Information provided

——————

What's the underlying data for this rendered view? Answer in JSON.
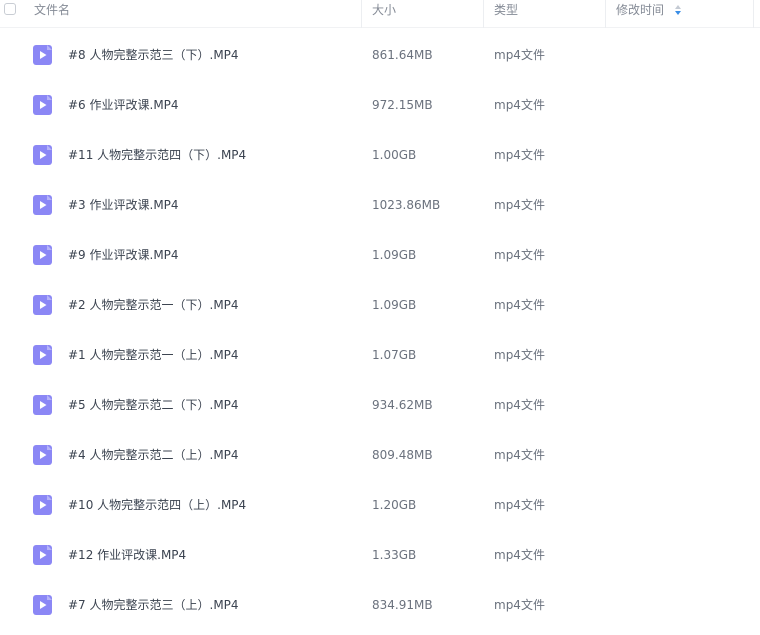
{
  "columns": {
    "name": "文件名",
    "size": "大小",
    "type": "类型",
    "modified": "修改时间"
  },
  "icons": {
    "file_icon": "video-file-icon",
    "sort_icon": "sort-icon",
    "accent_color": "#8b87f5"
  },
  "files": [
    {
      "name": "#8 人物完整示范三（下）.MP4",
      "size": "861.64MB",
      "type": "mp4文件",
      "modified": ""
    },
    {
      "name": "#6 作业评改课.MP4",
      "size": "972.15MB",
      "type": "mp4文件",
      "modified": ""
    },
    {
      "name": "#11 人物完整示范四（下）.MP4",
      "size": "1.00GB",
      "type": "mp4文件",
      "modified": ""
    },
    {
      "name": "#3 作业评改课.MP4",
      "size": "1023.86MB",
      "type": "mp4文件",
      "modified": ""
    },
    {
      "name": "#9 作业评改课.MP4",
      "size": "1.09GB",
      "type": "mp4文件",
      "modified": ""
    },
    {
      "name": "#2 人物完整示范一（下）.MP4",
      "size": "1.09GB",
      "type": "mp4文件",
      "modified": ""
    },
    {
      "name": "#1 人物完整示范一（上）.MP4",
      "size": "1.07GB",
      "type": "mp4文件",
      "modified": ""
    },
    {
      "name": "#5 人物完整示范二（下）.MP4",
      "size": "934.62MB",
      "type": "mp4文件",
      "modified": ""
    },
    {
      "name": "#4 人物完整示范二（上）.MP4",
      "size": "809.48MB",
      "type": "mp4文件",
      "modified": ""
    },
    {
      "name": "#10 人物完整示范四（上）.MP4",
      "size": "1.20GB",
      "type": "mp4文件",
      "modified": ""
    },
    {
      "name": "#12 作业评改课.MP4",
      "size": "1.33GB",
      "type": "mp4文件",
      "modified": ""
    },
    {
      "name": "#7 人物完整示范三（上）.MP4",
      "size": "834.91MB",
      "type": "mp4文件",
      "modified": ""
    }
  ]
}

——————

Do this
Output the records above exactly as they are, leaving out the pictures.

The answer
What's the underlying data for this rendered view? Answer in JSON.
{
  "columns": {
    "name": "文件名",
    "size": "大小",
    "type": "类型",
    "modified": "修改时间"
  },
  "icons": {
    "file_icon": "video-file-icon",
    "sort_icon": "sort-icon",
    "accent_color": "#8b87f5"
  },
  "files": [
    {
      "name": "#8 人物完整示范三（下）.MP4",
      "size": "861.64MB",
      "type": "mp4文件",
      "modified": ""
    },
    {
      "name": "#6 作业评改课.MP4",
      "size": "972.15MB",
      "type": "mp4文件",
      "modified": ""
    },
    {
      "name": "#11 人物完整示范四（下）.MP4",
      "size": "1.00GB",
      "type": "mp4文件",
      "modified": ""
    },
    {
      "name": "#3 作业评改课.MP4",
      "size": "1023.86MB",
      "type": "mp4文件",
      "modified": ""
    },
    {
      "name": "#9 作业评改课.MP4",
      "size": "1.09GB",
      "type": "mp4文件",
      "modified": ""
    },
    {
      "name": "#2 人物完整示范一（下）.MP4",
      "size": "1.09GB",
      "type": "mp4文件",
      "modified": ""
    },
    {
      "name": "#1 人物完整示范一（上）.MP4",
      "size": "1.07GB",
      "type": "mp4文件",
      "modified": ""
    },
    {
      "name": "#5 人物完整示范二（下）.MP4",
      "size": "934.62MB",
      "type": "mp4文件",
      "modified": ""
    },
    {
      "name": "#4 人物完整示范二（上）.MP4",
      "size": "809.48MB",
      "type": "mp4文件",
      "modified": ""
    },
    {
      "name": "#10 人物完整示范四（上）.MP4",
      "size": "1.20GB",
      "type": "mp4文件",
      "modified": ""
    },
    {
      "name": "#12 作业评改课.MP4",
      "size": "1.33GB",
      "type": "mp4文件",
      "modified": ""
    },
    {
      "name": "#7 人物完整示范三（上）.MP4",
      "size": "834.91MB",
      "type": "mp4文件",
      "modified": ""
    }
  ]
}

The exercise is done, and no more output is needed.